EXERCISE AIM:
Retype the listing that follows, exactly as written.

DATA SHOWN:

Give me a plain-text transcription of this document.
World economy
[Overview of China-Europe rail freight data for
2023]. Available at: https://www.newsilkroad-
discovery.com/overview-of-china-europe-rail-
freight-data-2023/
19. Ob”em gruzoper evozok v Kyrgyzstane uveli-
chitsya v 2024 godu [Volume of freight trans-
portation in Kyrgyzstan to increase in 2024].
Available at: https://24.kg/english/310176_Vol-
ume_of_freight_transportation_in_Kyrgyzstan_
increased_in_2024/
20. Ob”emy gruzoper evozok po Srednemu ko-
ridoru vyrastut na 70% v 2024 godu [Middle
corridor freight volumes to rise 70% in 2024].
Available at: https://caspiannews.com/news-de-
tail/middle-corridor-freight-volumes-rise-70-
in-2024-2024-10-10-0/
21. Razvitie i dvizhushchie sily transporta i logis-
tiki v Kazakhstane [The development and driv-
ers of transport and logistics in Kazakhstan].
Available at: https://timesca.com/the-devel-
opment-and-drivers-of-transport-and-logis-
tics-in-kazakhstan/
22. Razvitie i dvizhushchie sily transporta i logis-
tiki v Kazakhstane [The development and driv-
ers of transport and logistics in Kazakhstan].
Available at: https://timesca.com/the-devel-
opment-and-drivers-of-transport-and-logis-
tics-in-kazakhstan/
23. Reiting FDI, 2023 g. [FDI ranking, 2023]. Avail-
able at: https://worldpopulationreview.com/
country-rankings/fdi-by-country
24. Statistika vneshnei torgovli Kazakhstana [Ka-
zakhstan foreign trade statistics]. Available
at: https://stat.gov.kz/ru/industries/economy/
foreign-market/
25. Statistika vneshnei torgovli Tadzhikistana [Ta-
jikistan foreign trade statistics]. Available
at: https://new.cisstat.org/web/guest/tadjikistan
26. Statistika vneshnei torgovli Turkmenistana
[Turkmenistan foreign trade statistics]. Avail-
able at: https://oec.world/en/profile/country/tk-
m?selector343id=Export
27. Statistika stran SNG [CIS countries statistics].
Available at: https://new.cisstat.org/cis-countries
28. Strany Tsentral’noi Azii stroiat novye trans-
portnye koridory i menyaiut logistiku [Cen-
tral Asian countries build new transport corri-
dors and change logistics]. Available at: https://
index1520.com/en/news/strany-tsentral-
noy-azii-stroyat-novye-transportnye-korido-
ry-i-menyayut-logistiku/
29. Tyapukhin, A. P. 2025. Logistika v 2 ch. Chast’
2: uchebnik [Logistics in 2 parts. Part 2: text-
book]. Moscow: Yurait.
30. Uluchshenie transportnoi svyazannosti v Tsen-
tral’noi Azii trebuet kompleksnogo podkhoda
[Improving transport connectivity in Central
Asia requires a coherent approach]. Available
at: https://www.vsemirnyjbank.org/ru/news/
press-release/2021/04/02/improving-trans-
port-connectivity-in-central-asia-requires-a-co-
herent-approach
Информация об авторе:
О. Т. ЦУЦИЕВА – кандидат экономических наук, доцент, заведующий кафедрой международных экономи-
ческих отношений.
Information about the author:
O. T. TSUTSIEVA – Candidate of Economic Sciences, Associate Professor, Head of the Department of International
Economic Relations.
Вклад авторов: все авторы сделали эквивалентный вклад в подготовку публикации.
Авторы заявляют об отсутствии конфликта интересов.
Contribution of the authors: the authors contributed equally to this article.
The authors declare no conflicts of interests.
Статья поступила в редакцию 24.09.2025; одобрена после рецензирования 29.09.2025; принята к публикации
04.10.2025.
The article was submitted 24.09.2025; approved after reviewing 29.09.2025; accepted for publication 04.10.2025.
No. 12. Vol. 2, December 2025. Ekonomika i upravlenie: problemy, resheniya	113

PROBLEM SOLUTION:
Give me a plain-text transcription of this document.
World economy
[Overview of China-Europe rail freight data for
2023]. Available at: https://www.newsilkroad-
discovery.com/overview-of-china-europe-rail-
freight-data-2023/
19. Ob”em gruzoper evozok v Kyrgyzstane uveli-
chitsya v 2024 godu [Volume of freight trans-
portation in Kyrgyzstan to increase in 2024].
Available at: https://24.kg/english/310176_Vol-
ume_of_freight_transportation_in_Kyrgyzstan_
increased_in_2024/
20. Ob”emy gruzoper evozok po Srednemu ko-
ridoru vyrastut na 70% v 2024 godu [Middle
corridor freight volumes to rise 70% in 2024].
Available at: https://caspiannews.com/news-de-
tail/middle-corridor-freight-volumes-rise-70-
in-2024-2024-10-10-0/
21. Razvitie i dvizhushchie sily transporta i logis-
tiki v Kazakhstane [The development and driv-
ers of transport and logistics in Kazakhstan].
Available at: https://timesca.com/the-devel-
opment-and-drivers-of-transport-and-logis-
tics-in-kazakhstan/
22. Razvitie i dvizhushchie sily transporta i logis-
tiki v Kazakhstane [The development and driv-
ers of transport and logistics in Kazakhstan].
Available at: https://timesca.com/the-devel-
opment-and-drivers-of-transport-and-logis-
tics-in-kazakhstan/
23. Reiting FDI, 2023 g. [FDI ranking, 2023]. Avail-
able at: https://worldpopulationreview.com/
country-rankings/fdi-by-country
24. Statistika vneshnei torgovli Kazakhstana [Ka-
zakhstan foreign trade statistics]. Available
at: https://stat.gov.kz/ru/industries/economy/
foreign-market/
25. Statistika vneshnei torgovli Tadzhikistana [Ta-
jikistan foreign trade statistics]. Available
at: https://new.cisstat.org/web/guest/tadjikistan
26. Statistika vneshnei torgovli Turkmenistana
[Turkmenistan foreign trade statistics]. Avail-
able at: https://oec.world/en/profile/country/tk-
m?selector343id=Export
27. Statistika stran SNG [CIS countries statistics].
Available at: https://new.cisstat.org/cis-countries
28. Strany Tsentral’noi Azii stroiat novye trans-
portnye koridory i menyaiut logistiku [Cen-
tral Asian countries build new transport corri-
dors and change logistics]. Available at: https://
index1520.com/en/news/strany-tsentral-
noy-azii-stroyat-novye-transportnye-korido-
ry-i-menyayut-logistiku/
29. Tyapukhin, A. P. 2025. Logistika v 2 ch. Chast’
2: uchebnik [Logistics in 2 parts. Part 2: text-
book]. Moscow: Yurait.
30. Uluchshenie transportnoi svyazannosti v Tsen-
tral’noi Azii trebuet kompleksnogo podkhoda
[Improving transport connectivity in Central
Asia requires a coherent approach]. Available
at: https://www.vsemirnyjbank.org/ru/news/
press-release/2021/04/02/improving-trans-
port-connectivity-in-central-asia-requires-a-co-
herent-approach
Информация об авторе:
О. Т. ЦУЦИЕВА – кандидат экономических наук, доцент, заведующий кафедрой международных экономи-
ческих отношений.
Information about the author:
O. T. TSUTSIEVA – Candidate of Economic Sciences, Associate Professor, Head of the Department of International
Economic Relations.
Вклад авторов: все авторы сделали эквивалентный вклад в подготовку публикации.
Авторы заявляют об отсутствии конфликта интересов.
Contribution of the authors: the authors contributed equally to this article.
The authors declare no conflicts of interests.
Статья поступила в редакцию 24.09.2025; одобрена после рецензирования 29.09.2025; принята к публикации
04.10.2025.
The article was submitted 24.09.2025; approved after reviewing 29.09.2025; accepted for publication 04.10.2025.
No. 12. Vol. 2, December 2025. Ekonomika i upravlenie: problemy, resheniya	113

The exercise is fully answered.